**Brief**.
All of the lines below are to be printed again exactly; images are excluded from the output.

— BEGIN —

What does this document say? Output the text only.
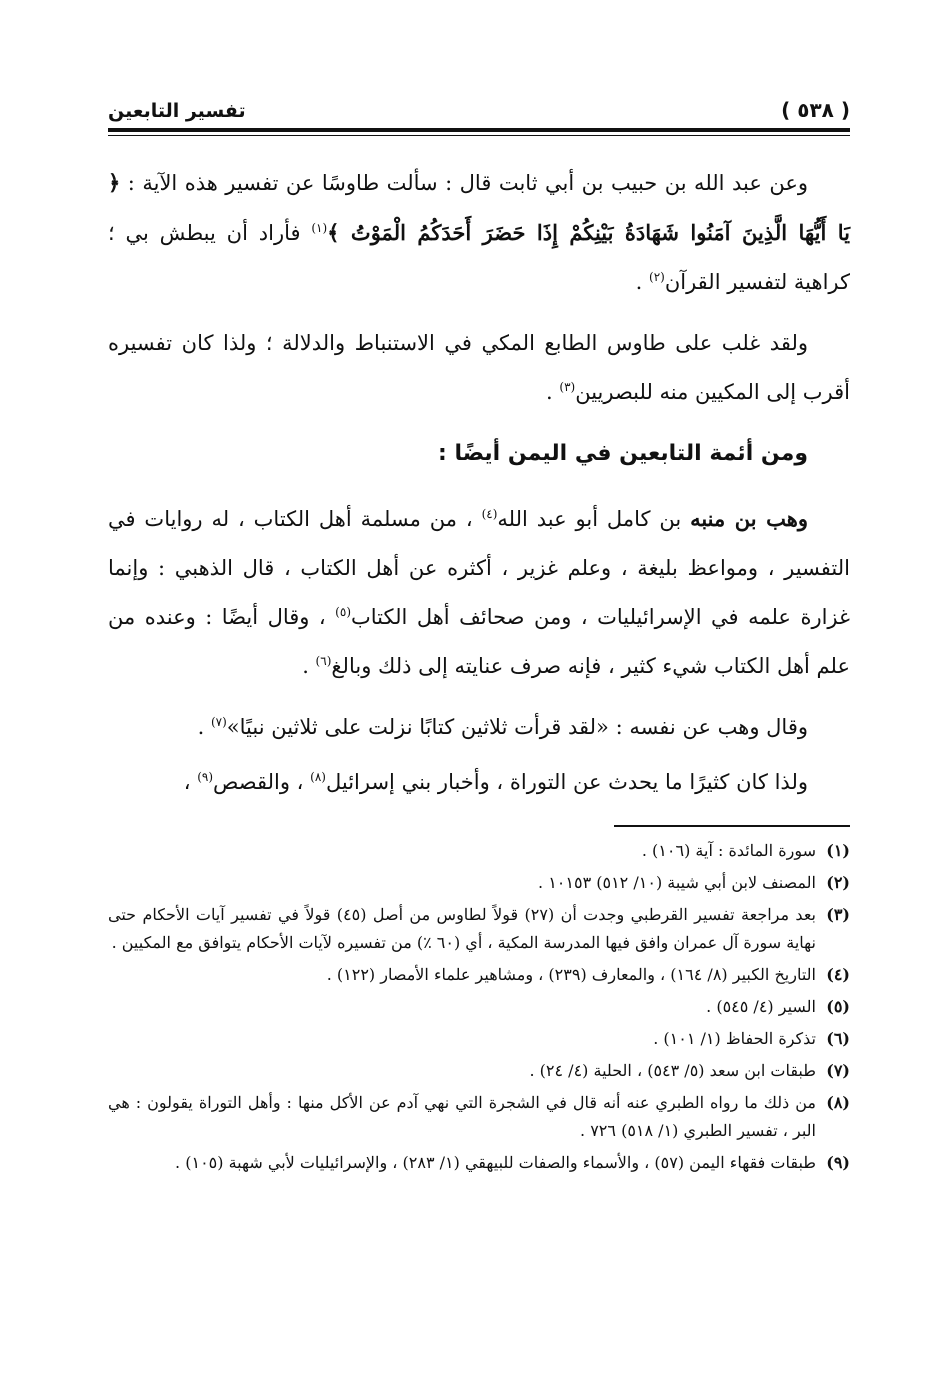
( ٥٣٨ )
تفسير التابعين

وعن عبد الله بن حبيب بن أبي ثابت قال : سألت طاوسًا عن تفسير هذه الآية : ﴿ يَا أَيُّهَا الَّذِينَ آمَنُوا شَهَادَةُ بَيْنِكُمْ إِذَا حَضَرَ أَحَدَكُمُ الْمَوْتُ ﴾$^{(١)}$ فأراد أن يبطش بي ؛ كراهية لتفسير القرآن$^{(٢)}$ .

ولقد غلب على طاوس الطابع المكي في الاستنباط والدلالة ؛ ولذا كان تفسيره أقرب إلى المكيين منه للبصريين$^{(٣)}$ .

ومن أئمة التابعين في اليمن أيضًا :

وهب بن منبه بن كامل أبو عبد الله$^{(٤)}$ ، من مسلمة أهل الكتاب ، له روايات في التفسير ، ومواعظ بليغة ، وعلم غزير ، أكثره عن أهل الكتاب ، قال الذهبي : وإنما غزارة علمه في الإسرائيليات ، ومن صحائف أهل الكتاب$^{(٥)}$ ، وقال أيضًا : وعنده من علم أهل الكتاب شيء كثير ، فإنه صرف عنايته إلى ذلك وبالغ$^{(٦)}$ .

وقال وهب عن نفسه : «لقد قرأت ثلاثين كتابًا نزلت على ثلاثين نبيًا»$^{(٧)}$ .

ولذا كان كثيرًا ما يحدث عن التوراة ، وأخبار بني إسرائيل$^{(٨)}$ ، والقصص$^{(٩)}$ ،

(١)
سورة المائدة : آية (١٠٦) .
(٢)
المصنف لابن أبي شيبة (١٠/ ٥١٢) ١٠١٥٣ .
(٣)
بعد مراجعة تفسير القرطبي وجدت أن (٢٧) قولاً لطاوس من أصل (٤٥) قولاً في تفسير آيات الأحكام حتى نهاية سورة آل عمران وافق فيها المدرسة المكية ، أي (٦٠ ٪) من تفسيره لآيات الأحكام يتوافق مع المكيين .
(٤)
التاريخ الكبير (٨/ ١٦٤) ، والمعارف (٢٣٩) ، ومشاهير علماء الأمصار (١٢٢) .
(٥)
السير (٤/ ٥٤٥) .
(٦)
تذكرة الحفاظ (١/ ١٠١) .
(٧)
طبقات ابن سعد (٥/ ٥٤٣) ، الحلية (٤/ ٢٤) .
(٨)
من ذلك ما رواه الطبري عنه أنه قال في الشجرة التي نهي آدم عن الأكل منها : وأهل التوراة يقولون : هي البر ، تفسير الطبري (١/ ٥١٨) ٧٢٦ .
(٩)
طبقات فقهاء اليمن (٥٧) ، والأسماء والصفات للبيهقي (١/ ٢٨٣) ، والإسرائيليات لأبي شهبة (١٠٥) .
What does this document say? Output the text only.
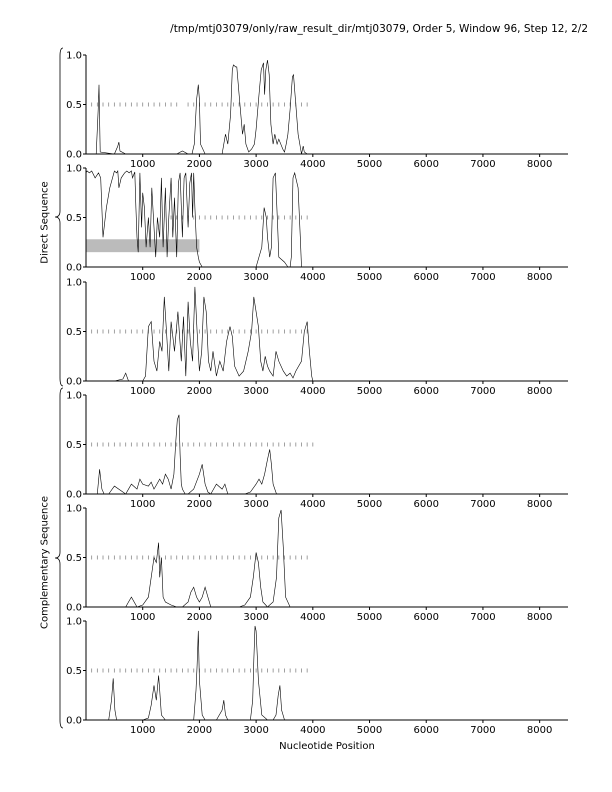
/tmp/mtj03079/only/raw_result_dir/mtj03079, Order 5, Window 96, Step 12, 2/2
0.0
0.5
1.0
1000	2000	3000	4000	5000	6000	7000	8000
0.0
0.5
1.0
1000	2000	3000	4000	5000	6000	7000	8000
0.0
0.5
1.0
1000	2000	3000	4000	5000	6000	7000	8000
0.0
0.5
1.0
1000	2000	3000	4000	5000	6000	7000	8000
0.0
0.5
1.0
1000	2000	3000	4000	5000	6000	7000	8000
0.0
0.5
1.0
1000	2000	3000	4000	5000	6000	7000	8000
Nucleotide Position
Direct Sequence
Complementary Sequence
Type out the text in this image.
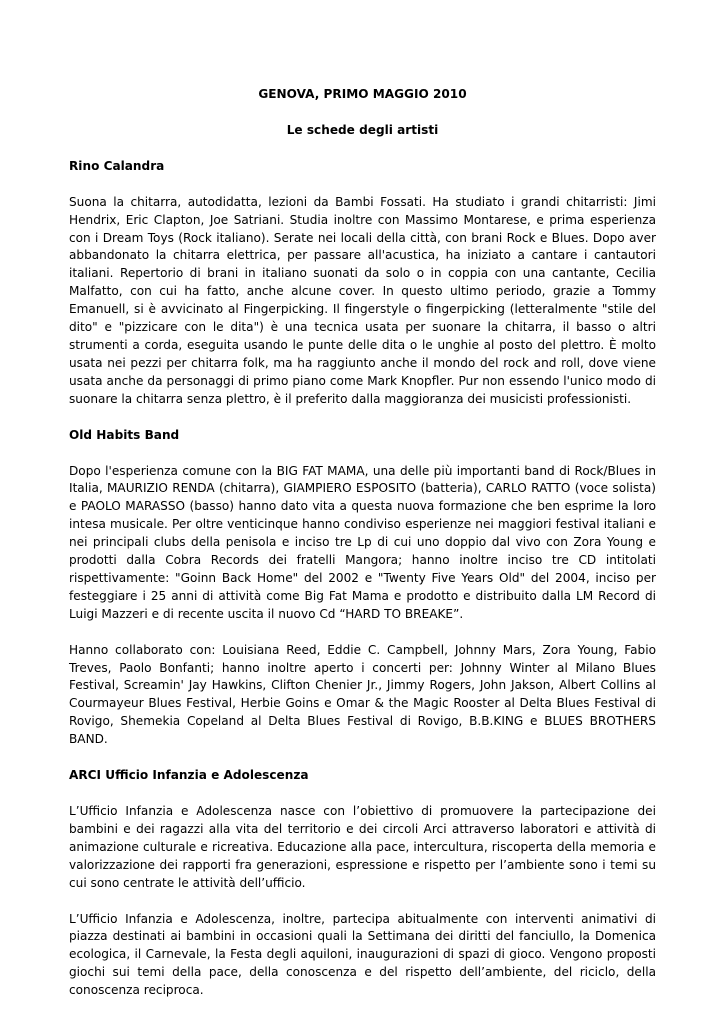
GENOVA, PRIMO MAGGIO 2010

Le schede degli artisti

Rino Calandra

Suona la chitarra, autodidatta, lezioni da Bambi Fossati. Ha studiato i grandi chitarristi: Jimi Hendrix, Eric Clapton, Joe Satriani. Studia inoltre con Massimo Montarese, e prima esperienza con i Dream Toys (Rock italiano). Serate nei locali della città, con brani Rock e Blues. Dopo aver abbandonato la chitarra elettrica, per passare all'acustica, ha iniziato a cantare i cantautori italiani. Repertorio di brani in italiano suonati da solo o in coppia con una cantante, Cecilia Malfatto, con cui ha fatto, anche alcune cover. In questo ultimo periodo, grazie a Tommy Emanuell, si è avvicinato al Fingerpicking. Il fingerstyle o fingerpicking (letteralmente "stile del dito" e "pizzicare con le dita") è una tecnica usata per suonare la chitarra, il basso o altri strumenti a corda, eseguita usando le punte delle dita o le unghie al posto del plettro. È molto usata nei pezzi per chitarra folk, ma ha raggiunto anche il mondo del rock and roll, dove viene usata anche da personaggi di primo piano come Mark Knopfler. Pur non essendo l'unico modo di suonare la chitarra senza plettro, è il preferito dalla maggioranza dei musicisti professionisti.

Old Habits Band

Dopo l'esperienza comune con la BIG FAT MAMA, una delle più importanti band di Rock/Blues in Italia, MAURIZIO RENDA (chitarra), GIAMPIERO ESPOSITO (batteria), CARLO RATTO (voce solista) e PAOLO MARASSO (basso) hanno dato vita a questa nuova formazione che ben esprime la loro intesa musicale. Per oltre venticinque hanno condiviso esperienze nei maggiori festival italiani e nei principali clubs della penisola e inciso tre Lp di cui uno doppio dal vivo con Zora Young e prodotti dalla Cobra Records dei fratelli Mangora; hanno inoltre inciso tre CD intitolati rispettivamente: "Goinn Back Home" del 2002 e "Twenty Five Years Old" del 2004, inciso per festeggiare i 25 anni di attività come Big Fat Mama e prodotto e distribuito dalla LM Record di Luigi Mazzeri e di recente uscita il nuovo Cd “HARD TO BREAKE”.

Hanno collaborato con: Louisiana Reed, Eddie C. Campbell, Johnny Mars, Zora Young, Fabio Treves, Paolo Bonfanti; hanno inoltre aperto i concerti per: Johnny Winter al Milano Blues Festival, Screamin' Jay Hawkins, Clifton Chenier Jr., Jimmy Rogers, John Jakson, Albert Collins al Courmayeur Blues Festival, Herbie Goins e Omar & the Magic Rooster al Delta Blues Festival di Rovigo, Shemekia Copeland al Delta Blues Festival di Rovigo, B.B.KING e BLUES BROTHERS BAND.

ARCI Ufficio Infanzia e Adolescenza

L’Ufficio Infanzia e Adolescenza nasce con l’obiettivo di promuovere la partecipazione dei bambini e dei ragazzi alla vita del territorio e dei circoli Arci attraverso laboratori e attività di animazione culturale e ricreativa. Educazione alla pace, intercultura, riscoperta della memoria e valorizzazione dei rapporti fra generazioni, espressione e rispetto per l’ambiente sono i temi su cui sono centrate le attività dell’ufficio.

L’Ufficio Infanzia e Adolescenza, inoltre, partecipa abitualmente con interventi animativi di piazza destinati ai bambini in occasioni quali la Settimana dei diritti del fanciullo, la Domenica ecologica, il Carnevale, la Festa degli aquiloni, inaugurazioni di spazi di gioco. Vengono proposti giochi sui temi della pace, della conoscenza e del rispetto dell’ambiente, del riciclo, della conoscenza reciproca.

— END —

**Solution for this task**.
What does this document say? Output the text only.
( ٥٣٨ )
تفسير التابعين

وعن عبد الله بن حبيب بن أبي ثابت قال : سألت طاوسًا عن تفسير هذه الآية : ﴿ يَا أَيُّهَا الَّذِينَ آمَنُوا شَهَادَةُ بَيْنِكُمْ إِذَا حَضَرَ أَحَدَكُمُ الْمَوْتُ ﴾$^{(١)}$ فأراد أن يبطش بي ؛ كراهية لتفسير القرآن$^{(٢)}$ .

ولقد غلب على طاوس الطابع المكي في الاستنباط والدلالة ؛ ولذا كان تفسيره أقرب إلى المكيين منه للبصريين$^{(٣)}$ .

ومن أئمة التابعين في اليمن أيضًا :

وهب بن منبه بن كامل أبو عبد الله$^{(٤)}$ ، من مسلمة أهل الكتاب ، له روايات في التفسير ، ومواعظ بليغة ، وعلم غزير ، أكثره عن أهل الكتاب ، قال الذهبي : وإنما غزارة علمه في الإسرائيليات ، ومن صحائف أهل الكتاب$^{(٥)}$ ، وقال أيضًا : وعنده من علم أهل الكتاب شيء كثير ، فإنه صرف عنايته إلى ذلك وبالغ$^{(٦)}$ .

وقال وهب عن نفسه : «لقد قرأت ثلاثين كتابًا نزلت على ثلاثين نبيًا»$^{(٧)}$ .

ولذا كان كثيرًا ما يحدث عن التوراة ، وأخبار بني إسرائيل$^{(٨)}$ ، والقصص$^{(٩)}$ ،

(١)
سورة المائدة : آية (١٠٦) .
(٢)
المصنف لابن أبي شيبة (١٠/ ٥١٢) ١٠١٥٣ .
(٣)
بعد مراجعة تفسير القرطبي وجدت أن (٢٧) قولاً لطاوس من أصل (٤٥) قولاً في تفسير آيات الأحكام حتى نهاية سورة آل عمران وافق فيها المدرسة المكية ، أي (٦٠ ٪) من تفسيره لآيات الأحكام يتوافق مع المكيين .
(٤)
التاريخ الكبير (٨/ ١٦٤) ، والمعارف (٢٣٩) ، ومشاهير علماء الأمصار (١٢٢) .
(٥)
السير (٤/ ٥٤٥) .
(٦)
تذكرة الحفاظ (١/ ١٠١) .
(٧)
طبقات ابن سعد (٥/ ٥٤٣) ، الحلية (٤/ ٢٤) .
(٨)
من ذلك ما رواه الطبري عنه أنه قال في الشجرة التي نهي آدم عن الأكل منها : وأهل التوراة يقولون : هي البر ، تفسير الطبري (١/ ٥١٨) ٧٢٦ .
(٩)
طبقات فقهاء اليمن (٥٧) ، والأسماء والصفات للبيهقي (١/ ٢٨٣) ، والإسرائيليات لأبي شهبة (١٠٥) .
What does this document say? Output the text only.
/tmp/mtj03079/only/raw_result_dir/mtj03079, Order 5, Window 96, Step 12, 2/2
0.0
0.5
1.0
1000	2000	3000	4000	5000	6000	7000	8000
0.0
0.5
1.0
1000	2000	3000	4000	5000	6000	7000	8000
0.0
0.5
1.0
1000	2000	3000	4000	5000	6000	7000	8000
0.0
0.5
1.0
1000	2000	3000	4000	5000	6000	7000	8000
0.0
0.5
1.0
1000	2000	3000	4000	5000	6000	7000	8000
0.0
0.5
1.0
1000	2000	3000	4000	5000	6000	7000	8000
Nucleotide Position
Direct Sequence
Complementary Sequence
Type out the text in this image.
GENOVA, PRIMO MAGGIO 2010

Le schede degli artisti

Rino Calandra

Suona la chitarra, autodidatta, lezioni da Bambi Fossati. Ha studiato i grandi chitarristi: Jimi Hendrix, Eric Clapton, Joe Satriani. Studia inoltre con Massimo Montarese, e prima esperienza con i Dream Toys (Rock italiano). Serate nei locali della città, con brani Rock e Blues. Dopo aver abbandonato la chitarra elettrica, per passare all'acustica, ha iniziato a cantare i cantautori italiani. Repertorio di brani in italiano suonati da solo o in coppia con una cantante, Cecilia Malfatto, con cui ha fatto, anche alcune cover. In questo ultimo periodo, grazie a Tommy Emanuell, si è avvicinato al Fingerpicking. Il fingerstyle o fingerpicking (letteralmente "stile del dito" e "pizzicare con le dita") è una tecnica usata per suonare la chitarra, il basso o altri strumenti a corda, eseguita usando le punte delle dita o le unghie al posto del plettro. È molto usata nei pezzi per chitarra folk, ma ha raggiunto anche il mondo del rock and roll, dove viene usata anche da personaggi di primo piano come Mark Knopfler. Pur non essendo l'unico modo di suonare la chitarra senza plettro, è il preferito dalla maggioranza dei musicisti professionisti.

Old Habits Band

Dopo l'esperienza comune con la BIG FAT MAMA, una delle più importanti band di Rock/Blues in Italia, MAURIZIO RENDA (chitarra), GIAMPIERO ESPOSITO (batteria), CARLO RATTO (voce solista) e PAOLO MARASSO (basso) hanno dato vita a questa nuova formazione che ben esprime la loro intesa musicale. Per oltre venticinque hanno condiviso esperienze nei maggiori festival italiani e nei principali clubs della penisola e inciso tre Lp di cui uno doppio dal vivo con Zora Young e prodotti dalla Cobra Records dei fratelli Mangora; hanno inoltre inciso tre CD intitolati rispettivamente: "Goinn Back Home" del 2002 e "Twenty Five Years Old" del 2004, inciso per festeggiare i 25 anni di attività come Big Fat Mama e prodotto e distribuito dalla LM Record di Luigi Mazzeri e di recente uscita il nuovo Cd “HARD TO BREAKE”.

Hanno collaborato con: Louisiana Reed, Eddie C. Campbell, Johnny Mars, Zora Young, Fabio Treves, Paolo Bonfanti; hanno inoltre aperto i concerti per: Johnny Winter al Milano Blues Festival, Screamin' Jay Hawkins, Clifton Chenier Jr., Jimmy Rogers, John Jakson, Albert Collins al Courmayeur Blues Festival, Herbie Goins e Omar & the Magic Rooster al Delta Blues Festival di Rovigo, Shemekia Copeland al Delta Blues Festival di Rovigo, B.B.KING e BLUES BROTHERS BAND.

ARCI Ufficio Infanzia e Adolescenza

L’Ufficio Infanzia e Adolescenza nasce con l’obiettivo di promuovere la partecipazione dei bambini e dei ragazzi alla vita del territorio e dei circoli Arci attraverso laboratori e attività di animazione culturale e ricreativa. Educazione alla pace, intercultura, riscoperta della memoria e valorizzazione dei rapporti fra generazioni, espressione e rispetto per l’ambiente sono i temi su cui sono centrate le attività dell’ufficio.

L’Ufficio Infanzia e Adolescenza, inoltre, partecipa abitualmente con interventi animativi di piazza destinati ai bambini in occasioni quali la Settimana dei diritti del fanciullo, la Domenica ecologica, il Carnevale, la Festa degli aquiloni, inaugurazioni di spazi di gioco. Vengono proposti giochi sui temi della pace, della conoscenza e del rispetto dell’ambiente, del riciclo, della conoscenza reciproca.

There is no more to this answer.